What you will do - Pick out the lines below with "Produkte" and list them.

[Dataset rows]

++++++

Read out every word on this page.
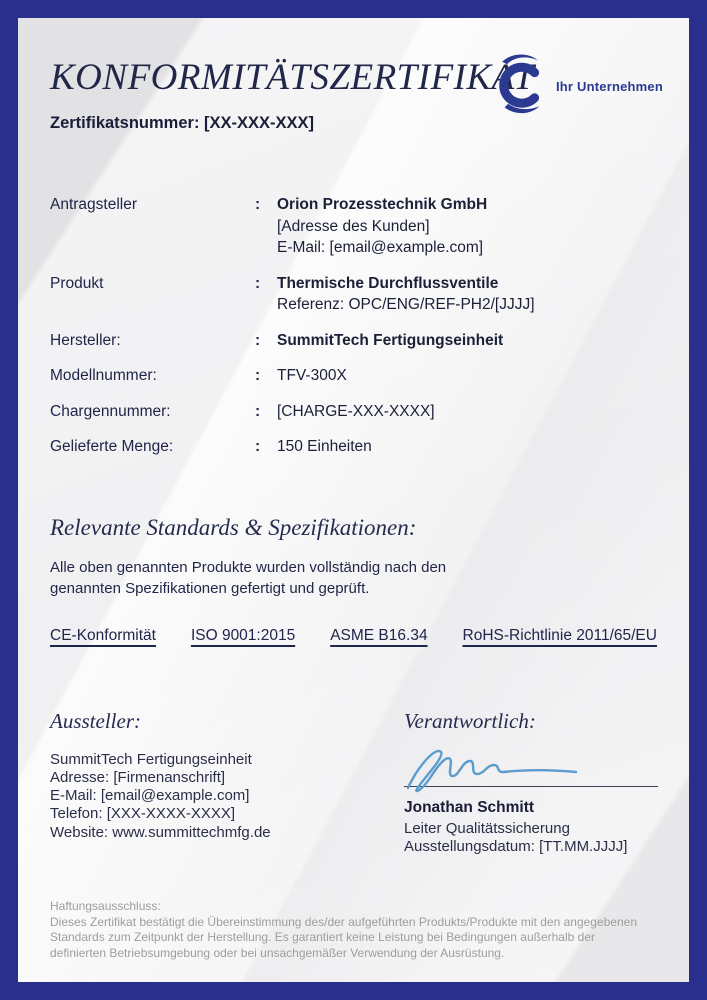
KONFORMITÄTSZERTIFIKAT
Zertifikatsnummer: [XX-XXX-XXX]
Ihr Unternehmen
Antragsteller	:	Orion Prozesstechnik GmbH
[Adresse des Kunden]
E-Mail: [email@example.com]
Produkt	:	Thermische Durchflussventile
Referenz: OPC/ENG/REF-PH2/[JJJJ]
Hersteller:	:	SummitTech Fertigungseinheit
Modellnummer:	:	TFV-300X
Chargennummer:	:	[CHARGE-XXX-XXXX]
Gelieferte Menge:	:	150 Einheiten
Relevante Standards & Spezifikationen:

Alle oben genannten Produkte wurden vollständig nach den genannten Spezifikationen gefertigt und geprüft.

CE-Konformität ISO 9001:2015 ASME B16.34 RoHS-Richtlinie 2011/65/EU
Aussteller:
SummitTech Fertigungseinheit
Adresse: [Firmenanschrift]
E-Mail: [email@example.com]
Telefon: [XXX-XXXX-XXXX]
Website: www.summittechmfg.de
Verantwortlich:
Jonathan Schmitt
Leiter Qualitätssicherung
Ausstellungsdatum: [TT.MM.JJJJ]
Haftungsausschluss:
Dieses Zertifikat bestätigt die Übereinstimmung des/der aufgeführten Produkts/Produkte mit den angegebenen Standards zum Zeitpunkt der Herstellung. Es garantiert keine Leistung bei Bedingungen außerhalb der definierten Betriebsumgebung oder bei unsachgemäßer Verwendung der Ausrüstung.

++++++

Finished task -
Alle oben genannten Produkte wurden vollständig nach den genannten Spezifikationen gefertigt und geprüft.
Dieses Zertifikat bestätigt die Übereinstimmung des/der aufgeführten Produkts/Produkte mit den angegebenen Standards zum Zeitpunkt der Herstellung. Es garantiert keine Leistung bei Bedingungen außerhalb der definierten Betriebsumgebung oder bei unsachgemäßer Verwendung der Ausrüstung.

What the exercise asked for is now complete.